== PROVIDED DATA ==
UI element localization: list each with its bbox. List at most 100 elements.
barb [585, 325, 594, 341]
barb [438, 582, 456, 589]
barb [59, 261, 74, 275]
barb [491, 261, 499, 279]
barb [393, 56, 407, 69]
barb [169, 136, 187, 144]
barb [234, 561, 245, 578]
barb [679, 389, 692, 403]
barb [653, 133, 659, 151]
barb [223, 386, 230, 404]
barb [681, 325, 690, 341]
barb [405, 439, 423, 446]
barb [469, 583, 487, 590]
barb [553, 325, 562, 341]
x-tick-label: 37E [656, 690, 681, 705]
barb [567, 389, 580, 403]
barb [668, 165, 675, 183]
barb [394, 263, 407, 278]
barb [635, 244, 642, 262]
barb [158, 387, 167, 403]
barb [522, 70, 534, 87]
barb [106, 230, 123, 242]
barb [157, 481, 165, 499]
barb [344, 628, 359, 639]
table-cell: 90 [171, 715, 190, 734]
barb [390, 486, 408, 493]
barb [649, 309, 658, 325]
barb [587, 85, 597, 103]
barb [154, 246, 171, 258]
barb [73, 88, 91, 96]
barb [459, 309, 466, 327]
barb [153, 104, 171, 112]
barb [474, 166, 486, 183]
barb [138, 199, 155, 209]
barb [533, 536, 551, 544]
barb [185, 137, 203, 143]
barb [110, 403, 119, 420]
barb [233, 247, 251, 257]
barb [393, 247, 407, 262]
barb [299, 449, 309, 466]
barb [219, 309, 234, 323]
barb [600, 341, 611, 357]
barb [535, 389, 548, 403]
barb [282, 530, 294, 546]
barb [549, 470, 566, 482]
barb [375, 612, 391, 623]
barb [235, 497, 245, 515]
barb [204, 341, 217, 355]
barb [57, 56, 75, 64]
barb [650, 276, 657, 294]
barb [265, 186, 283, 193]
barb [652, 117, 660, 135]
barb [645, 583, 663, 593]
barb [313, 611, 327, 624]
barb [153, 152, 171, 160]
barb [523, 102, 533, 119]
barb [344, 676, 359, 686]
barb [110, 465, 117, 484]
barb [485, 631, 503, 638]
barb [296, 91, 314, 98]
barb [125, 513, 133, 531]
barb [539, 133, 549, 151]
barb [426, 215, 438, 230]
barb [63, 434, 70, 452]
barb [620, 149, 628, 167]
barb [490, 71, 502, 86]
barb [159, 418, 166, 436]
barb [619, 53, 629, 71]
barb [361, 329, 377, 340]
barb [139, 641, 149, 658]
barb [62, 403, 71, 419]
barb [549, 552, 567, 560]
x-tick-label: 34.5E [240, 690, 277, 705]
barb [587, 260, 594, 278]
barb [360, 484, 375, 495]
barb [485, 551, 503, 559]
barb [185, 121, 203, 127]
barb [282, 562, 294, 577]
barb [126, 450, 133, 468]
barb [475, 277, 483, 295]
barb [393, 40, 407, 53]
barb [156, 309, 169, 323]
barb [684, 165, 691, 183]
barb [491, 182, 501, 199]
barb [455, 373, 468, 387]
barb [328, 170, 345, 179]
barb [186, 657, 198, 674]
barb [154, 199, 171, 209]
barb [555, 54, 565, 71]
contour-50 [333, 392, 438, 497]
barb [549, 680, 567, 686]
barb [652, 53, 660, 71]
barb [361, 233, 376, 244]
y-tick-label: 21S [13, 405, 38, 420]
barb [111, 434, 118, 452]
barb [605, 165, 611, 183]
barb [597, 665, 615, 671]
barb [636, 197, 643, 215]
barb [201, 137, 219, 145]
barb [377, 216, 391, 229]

== STATED PROBLEM ==
Rewrite every line of the records above as a JSON list of strings, one string per line, with blank lines omitted.

== THE OUTPUT ==
[
  "UI element localization: list each with its bbox. List at most 100 elements.",
  "barb [585, 325, 594, 341]",
  "barb [438, 582, 456, 589]",
  "barb [59, 261, 74, 275]",
  "barb [491, 261, 499, 279]",
  "barb [393, 56, 407, 69]",
  "barb [169, 136, 187, 144]",
  "barb [234, 561, 245, 578]",
  "barb [679, 389, 692, 403]",
  "barb [653, 133, 659, 151]",
  "barb [223, 386, 230, 404]",
  "barb [681, 325, 690, 341]",
  "barb [405, 439, 423, 446]",
  "barb [469, 583, 487, 590]",
  "barb [553, 325, 562, 341]",
  "x-tick-label: 37E [656, 690, 681, 705]",
  "barb [567, 389, 580, 403]",
  "barb [668, 165, 675, 183]",
  "barb [394, 263, 407, 278]",
  "barb [635, 244, 642, 262]",
  "barb [158, 387, 167, 403]",
  "barb [522, 70, 534, 87]",
  "barb [106, 230, 123, 242]",
  "barb [157, 481, 165, 499]",
  "barb [344, 628, 359, 639]",
  "table-cell: 90 [171, 715, 190, 734]",
  "barb [390, 486, 408, 493]",
  "barb [649, 309, 658, 325]",
  "barb [587, 85, 597, 103]",
  "barb [154, 246, 171, 258]",
  "barb [73, 88, 91, 96]",
  "barb [459, 309, 466, 327]",
  "barb [153, 104, 171, 112]",
  "barb [474, 166, 486, 183]",
  "barb [138, 199, 155, 209]",
  "barb [533, 536, 551, 544]",
  "barb [185, 137, 203, 143]",
  "barb [110, 403, 119, 420]",
  "barb [233, 247, 251, 257]",
  "barb [393, 247, 407, 262]",
  "barb [299, 449, 309, 466]",
  "barb [219, 309, 234, 323]",
  "barb [600, 341, 611, 357]",
  "barb [535, 389, 548, 403]",
  "barb [282, 530, 294, 546]",
  "barb [549, 470, 566, 482]",
  "barb [375, 612, 391, 623]",
  "barb [235, 497, 245, 515]",
  "barb [204, 341, 217, 355]",
  "barb [57, 56, 75, 64]",
  "barb [650, 276, 657, 294]",
  "barb [265, 186, 283, 193]",
  "barb [652, 117, 660, 135]",
  "barb [645, 583, 663, 593]",
  "barb [313, 611, 327, 624]",
  "barb [153, 152, 171, 160]",
  "barb [523, 102, 533, 119]",
  "barb [344, 676, 359, 686]",
  "barb [110, 465, 117, 484]",
  "barb [485, 631, 503, 638]",
  "barb [296, 91, 314, 98]",
  "barb [125, 513, 133, 531]",
  "barb [539, 133, 549, 151]",
  "barb [426, 215, 438, 230]",
  "barb [63, 434, 70, 452]",
  "barb [620, 149, 628, 167]",
  "barb [490, 71, 502, 86]",
  "barb [159, 418, 166, 436]",
  "barb [619, 53, 629, 71]",
  "barb [361, 329, 377, 340]",
  "barb [139, 641, 149, 658]",
  "barb [62, 403, 71, 419]",
  "barb [549, 552, 567, 560]",
  "x-tick-label: 34.5E [240, 690, 277, 705]",
  "barb [587, 260, 594, 278]",
  "barb [360, 484, 375, 495]",
  "barb [485, 551, 503, 559]",
  "barb [185, 121, 203, 127]",
  "barb [282, 562, 294, 577]",
  "barb [126, 450, 133, 468]",
  "barb [475, 277, 483, 295]",
  "barb [393, 40, 407, 53]",
  "barb [156, 309, 169, 323]",
  "barb [684, 165, 691, 183]",
  "barb [491, 182, 501, 199]",
  "barb [455, 373, 468, 387]",
  "barb [328, 170, 345, 179]",
  "barb [186, 657, 198, 674]",
  "barb [154, 199, 171, 209]",
  "barb [555, 54, 565, 71]",
  "contour-50 [333, 392, 438, 497]",
  "barb [549, 680, 567, 686]",
  "barb [652, 53, 660, 71]",
  "barb [361, 233, 376, 244]",
  "y-tick-label: 21S [13, 405, 38, 420]",
  "barb [111, 434, 118, 452]",
  "barb [605, 165, 611, 183]",
  "barb [597, 665, 615, 671]",
  "barb [636, 197, 643, 215]",
  "barb [201, 137, 219, 145]",
  "barb [377, 216, 391, 229]"
]